EXCERPTED TEXT:
>>
Good to know - I’ve heard (the) Internet cited many times as the kind of incidental benefit that justifies a colossal defence research budget.
posted by Phanx at 2:47 AM on August 4


Bloody revisionists. Next they'll be telling us that the invention of Teflon had nothing to do with making it easier for the Apollo crews to wash up their frying pans in zero G.
posted by flabdablet at 3:26 AM on August 4 [3 favorites]


The sidebar definition of "common knowledge" is fascinating, and one which I'll probably reference for years to come.
posted by cheshyre at 5:57 AM on August 4 [2 favorites]


The sidebar definition of "common knowledge" is fascinating, and one which I'll probably reference for years to come.
Call me elitist, but these days any time I see the word “common” used in this way, it does not evoke the sort of folksy epistemic unassailability the idiom typically implies, but rather “common” as in “of the common people,” opposing terms like “rarefied,” “specialized” or “educated.” Calling people “common” is a pretty shitty way to think of their essential worth as people, but an entirely valid critique of their innate credibility on important and nuanced matters. We have an unfortunate tendency to confuse those two things.

Example: The claim that there are exactly two well-defined biological sexes in human beings entailing intrinsic behavioral roles is indeed common knowledge, and that’s exactly what’s wrong with it.

Maybe in the modern day we should substitute “common” with “basic” (omitting the gendered alliteration that often follows, of course), or if we’re feeling really generationally adventurous, “mid.”
posted by gelfin at 8:01 AM on August 4


rare example of a true, modern, functional anarchy 🤘
posted by HearHere at 10:01 AM on August 4 [2 favorites]


What a tremendous article. Thank you so much for this post!!
posted by riverlife at 3:25 PM on August 4 [1 favorite]


Fantastic article! I'm not sure it really solves anything - we continue not to know exactly how or why all this nonsense really started. But it doesn't really matter.

As I started reading this and pondering over the idea of a network that could sustain massive damage at any point and continue to operate, it occurred to me that we clearly have that in terms of the physical network. However, we have many single points of failure for the systems that run on that network, some well-known like AWS, some that most had never heard of until they were suddenly on everyone's lips like CrowdStrike. Over decades, we've built, rebuilt, improved and expanded the network and made it more robust physically. But we've put all our faith in actually being able to communicate and do things on that network in the hands of a few companies.
<<
STUDY MATERIAL:
>>
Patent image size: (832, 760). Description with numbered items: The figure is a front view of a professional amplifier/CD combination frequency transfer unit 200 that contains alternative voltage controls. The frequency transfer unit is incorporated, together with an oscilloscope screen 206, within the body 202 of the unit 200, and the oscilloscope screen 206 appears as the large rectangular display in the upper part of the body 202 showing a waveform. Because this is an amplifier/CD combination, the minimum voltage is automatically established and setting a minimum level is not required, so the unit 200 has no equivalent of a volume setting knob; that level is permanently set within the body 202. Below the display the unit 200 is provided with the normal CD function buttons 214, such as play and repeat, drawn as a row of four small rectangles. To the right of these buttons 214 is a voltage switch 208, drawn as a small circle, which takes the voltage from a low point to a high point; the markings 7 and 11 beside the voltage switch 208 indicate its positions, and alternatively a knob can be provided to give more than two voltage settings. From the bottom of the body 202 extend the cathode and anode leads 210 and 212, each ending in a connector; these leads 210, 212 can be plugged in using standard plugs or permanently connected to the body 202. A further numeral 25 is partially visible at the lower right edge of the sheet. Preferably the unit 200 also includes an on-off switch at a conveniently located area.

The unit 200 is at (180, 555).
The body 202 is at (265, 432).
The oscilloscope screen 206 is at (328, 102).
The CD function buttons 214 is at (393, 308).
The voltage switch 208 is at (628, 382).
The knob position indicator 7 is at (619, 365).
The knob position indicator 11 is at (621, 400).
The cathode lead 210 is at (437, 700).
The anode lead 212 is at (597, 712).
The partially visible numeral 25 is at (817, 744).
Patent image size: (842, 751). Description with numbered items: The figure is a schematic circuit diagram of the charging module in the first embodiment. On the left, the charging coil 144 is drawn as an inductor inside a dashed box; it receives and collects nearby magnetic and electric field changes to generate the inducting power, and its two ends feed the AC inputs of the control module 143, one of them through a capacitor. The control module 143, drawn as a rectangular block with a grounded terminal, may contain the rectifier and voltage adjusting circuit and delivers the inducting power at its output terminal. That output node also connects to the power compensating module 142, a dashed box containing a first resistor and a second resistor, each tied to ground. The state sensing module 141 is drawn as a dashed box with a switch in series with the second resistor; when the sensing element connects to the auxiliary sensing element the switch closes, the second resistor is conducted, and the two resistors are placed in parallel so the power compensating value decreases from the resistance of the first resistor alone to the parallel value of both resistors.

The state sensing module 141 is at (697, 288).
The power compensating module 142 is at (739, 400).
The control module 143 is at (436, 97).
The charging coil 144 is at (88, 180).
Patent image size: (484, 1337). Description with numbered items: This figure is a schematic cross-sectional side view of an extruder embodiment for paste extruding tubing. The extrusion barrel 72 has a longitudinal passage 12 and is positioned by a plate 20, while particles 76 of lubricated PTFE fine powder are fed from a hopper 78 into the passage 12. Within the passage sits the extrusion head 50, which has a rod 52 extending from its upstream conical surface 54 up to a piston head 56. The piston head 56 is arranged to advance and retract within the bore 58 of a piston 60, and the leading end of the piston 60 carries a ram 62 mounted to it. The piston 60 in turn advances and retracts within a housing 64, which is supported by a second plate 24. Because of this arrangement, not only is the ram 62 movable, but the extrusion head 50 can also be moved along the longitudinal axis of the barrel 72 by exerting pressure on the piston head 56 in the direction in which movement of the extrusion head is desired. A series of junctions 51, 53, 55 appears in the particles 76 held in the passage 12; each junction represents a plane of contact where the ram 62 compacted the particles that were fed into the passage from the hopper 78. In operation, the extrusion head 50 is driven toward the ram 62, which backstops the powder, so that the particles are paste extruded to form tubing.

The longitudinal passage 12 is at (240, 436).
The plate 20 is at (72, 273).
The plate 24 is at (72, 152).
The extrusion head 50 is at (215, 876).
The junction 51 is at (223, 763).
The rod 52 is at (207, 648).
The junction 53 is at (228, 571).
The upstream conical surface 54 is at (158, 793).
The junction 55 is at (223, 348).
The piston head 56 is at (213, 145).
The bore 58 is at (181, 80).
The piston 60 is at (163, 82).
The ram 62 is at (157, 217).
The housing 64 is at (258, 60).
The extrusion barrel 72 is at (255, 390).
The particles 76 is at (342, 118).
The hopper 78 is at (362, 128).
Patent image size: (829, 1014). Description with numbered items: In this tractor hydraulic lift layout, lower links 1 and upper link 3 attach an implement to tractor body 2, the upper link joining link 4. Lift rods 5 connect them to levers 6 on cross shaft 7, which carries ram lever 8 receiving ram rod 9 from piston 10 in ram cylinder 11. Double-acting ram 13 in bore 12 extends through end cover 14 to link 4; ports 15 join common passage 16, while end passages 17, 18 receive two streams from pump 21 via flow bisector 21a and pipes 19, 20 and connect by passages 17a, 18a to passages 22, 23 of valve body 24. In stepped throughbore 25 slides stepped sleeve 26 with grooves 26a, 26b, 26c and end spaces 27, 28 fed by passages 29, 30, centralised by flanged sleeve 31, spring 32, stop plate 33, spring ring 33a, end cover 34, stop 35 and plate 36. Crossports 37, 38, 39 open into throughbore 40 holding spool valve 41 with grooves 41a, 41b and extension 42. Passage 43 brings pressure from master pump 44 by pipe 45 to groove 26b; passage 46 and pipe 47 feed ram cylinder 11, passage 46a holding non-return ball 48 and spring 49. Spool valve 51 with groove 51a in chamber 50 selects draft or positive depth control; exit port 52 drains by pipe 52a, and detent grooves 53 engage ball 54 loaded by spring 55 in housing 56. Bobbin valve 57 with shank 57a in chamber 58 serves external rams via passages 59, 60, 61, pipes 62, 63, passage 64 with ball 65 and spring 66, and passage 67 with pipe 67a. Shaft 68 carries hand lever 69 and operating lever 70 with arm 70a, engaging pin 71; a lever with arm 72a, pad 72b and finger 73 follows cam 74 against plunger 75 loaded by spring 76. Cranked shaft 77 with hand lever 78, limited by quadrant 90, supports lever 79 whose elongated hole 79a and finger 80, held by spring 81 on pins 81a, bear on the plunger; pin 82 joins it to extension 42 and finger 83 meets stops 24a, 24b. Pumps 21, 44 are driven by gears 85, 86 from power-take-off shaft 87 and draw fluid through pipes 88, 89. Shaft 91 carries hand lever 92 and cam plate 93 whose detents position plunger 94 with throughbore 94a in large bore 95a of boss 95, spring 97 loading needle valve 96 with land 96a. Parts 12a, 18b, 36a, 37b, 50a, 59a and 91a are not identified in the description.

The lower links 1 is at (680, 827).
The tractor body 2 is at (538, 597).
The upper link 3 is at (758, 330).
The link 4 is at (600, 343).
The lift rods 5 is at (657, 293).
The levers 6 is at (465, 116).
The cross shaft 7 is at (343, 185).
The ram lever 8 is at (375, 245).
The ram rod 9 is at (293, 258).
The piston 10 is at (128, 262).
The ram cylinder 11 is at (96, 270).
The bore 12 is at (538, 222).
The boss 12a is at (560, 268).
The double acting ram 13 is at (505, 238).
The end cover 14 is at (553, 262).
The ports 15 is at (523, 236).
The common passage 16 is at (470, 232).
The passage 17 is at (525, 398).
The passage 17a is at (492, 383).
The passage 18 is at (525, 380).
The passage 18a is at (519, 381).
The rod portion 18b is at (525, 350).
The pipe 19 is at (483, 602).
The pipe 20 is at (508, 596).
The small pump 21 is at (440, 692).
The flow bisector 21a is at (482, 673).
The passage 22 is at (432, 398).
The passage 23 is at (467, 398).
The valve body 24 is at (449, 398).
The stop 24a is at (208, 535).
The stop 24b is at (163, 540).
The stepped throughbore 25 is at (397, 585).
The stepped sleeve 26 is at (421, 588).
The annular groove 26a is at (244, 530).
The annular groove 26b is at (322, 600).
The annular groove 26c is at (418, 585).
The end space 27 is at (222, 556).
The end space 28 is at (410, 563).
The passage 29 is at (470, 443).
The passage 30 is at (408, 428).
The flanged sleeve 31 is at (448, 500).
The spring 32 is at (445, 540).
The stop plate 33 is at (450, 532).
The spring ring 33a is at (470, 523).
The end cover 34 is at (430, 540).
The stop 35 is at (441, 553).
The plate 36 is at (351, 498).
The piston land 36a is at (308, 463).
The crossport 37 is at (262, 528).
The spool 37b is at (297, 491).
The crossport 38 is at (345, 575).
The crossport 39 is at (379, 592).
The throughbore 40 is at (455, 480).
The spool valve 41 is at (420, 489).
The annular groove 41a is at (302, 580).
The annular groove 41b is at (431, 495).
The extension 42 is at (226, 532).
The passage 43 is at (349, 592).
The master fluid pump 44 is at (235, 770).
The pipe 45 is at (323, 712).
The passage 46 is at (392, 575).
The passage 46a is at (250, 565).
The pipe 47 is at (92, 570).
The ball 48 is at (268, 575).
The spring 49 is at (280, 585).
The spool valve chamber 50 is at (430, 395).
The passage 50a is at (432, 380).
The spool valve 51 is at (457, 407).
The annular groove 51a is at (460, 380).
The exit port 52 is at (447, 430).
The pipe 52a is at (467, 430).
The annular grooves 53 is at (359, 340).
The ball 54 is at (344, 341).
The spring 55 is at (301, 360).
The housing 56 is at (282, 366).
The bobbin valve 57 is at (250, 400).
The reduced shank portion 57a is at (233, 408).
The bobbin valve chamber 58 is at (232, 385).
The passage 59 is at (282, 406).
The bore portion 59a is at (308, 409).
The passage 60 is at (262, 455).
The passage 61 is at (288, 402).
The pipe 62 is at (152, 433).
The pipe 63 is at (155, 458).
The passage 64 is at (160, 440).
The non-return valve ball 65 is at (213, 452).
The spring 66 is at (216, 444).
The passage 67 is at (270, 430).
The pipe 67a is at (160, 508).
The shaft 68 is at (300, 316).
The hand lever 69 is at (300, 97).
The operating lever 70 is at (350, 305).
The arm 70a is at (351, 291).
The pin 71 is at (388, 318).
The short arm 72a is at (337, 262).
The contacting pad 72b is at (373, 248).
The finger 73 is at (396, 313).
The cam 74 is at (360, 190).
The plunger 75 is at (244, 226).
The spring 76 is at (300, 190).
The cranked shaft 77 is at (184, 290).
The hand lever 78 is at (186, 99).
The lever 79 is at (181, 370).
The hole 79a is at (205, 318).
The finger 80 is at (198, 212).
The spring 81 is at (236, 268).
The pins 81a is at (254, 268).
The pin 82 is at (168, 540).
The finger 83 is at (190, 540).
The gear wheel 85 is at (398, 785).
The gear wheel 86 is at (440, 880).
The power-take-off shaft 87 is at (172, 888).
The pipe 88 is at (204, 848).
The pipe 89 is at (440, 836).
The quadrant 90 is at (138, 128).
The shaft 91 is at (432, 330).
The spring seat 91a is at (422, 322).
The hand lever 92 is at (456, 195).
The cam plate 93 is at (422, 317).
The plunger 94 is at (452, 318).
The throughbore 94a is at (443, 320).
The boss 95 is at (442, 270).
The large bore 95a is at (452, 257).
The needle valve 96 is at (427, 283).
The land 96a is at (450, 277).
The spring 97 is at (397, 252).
<<
APPLY WHAT YOU READ:
a) Translate this sentence from the comment thread about the internet's origins into Spanish: "Over decades, we've built, rebuilt, improved and expanded the network and made it more robust physically."
b) Carry on the comment thread about the internet's origins from where it stops, continuing the last comment in the same voice.

ANSWER SET:
a) A lo largo de décadas, hemos construido, reconstruido, mejorado y ampliado la red, y la hemos hecho más robusta físicamente.

b)
This doesn't seem like a good idea.
posted by dg at 4:50 PM on August 4 [2 favorites]


pondering over the idea of a network that could sustain massive damage at any point and continue to operate, it occurred to me that we clearly have that in terms of the physical network.

Maybe not as much as is generally believed. TCP is an unbelievably shitty transport layer protocol, not even vaguely resilient in the face of packet loss caused by anything but simple congestion. If more than about 10% of packets fail to get through because e.g. the last-mile link is noisy, TCP's congestion-control backoff becomes totally maladaptive and it just keeps on backing off until there's virtually no usable connectivity to be had. On the flip side, if you tunnel one TCP connection inside another one, the two layers can get into a fight over retrying timed-out acknowledgements to the point that almost all of what the outer layer is carrying is completely superfluous inner-layer retransmissions.

It never had to be that way. Forward error correction has been a thing for longer than the ARPANet has, but the design of the entire TCP/IP stack completely ignored it and all of TCP's resulting deficiencies are still being suffered today as a result.

The Internet is built with a certain amount of redundancy in its major backbone links, but taking out enough of those to stop it from functioning to the extent that we now routinely rely on it to would be much less hard than most people seem to think.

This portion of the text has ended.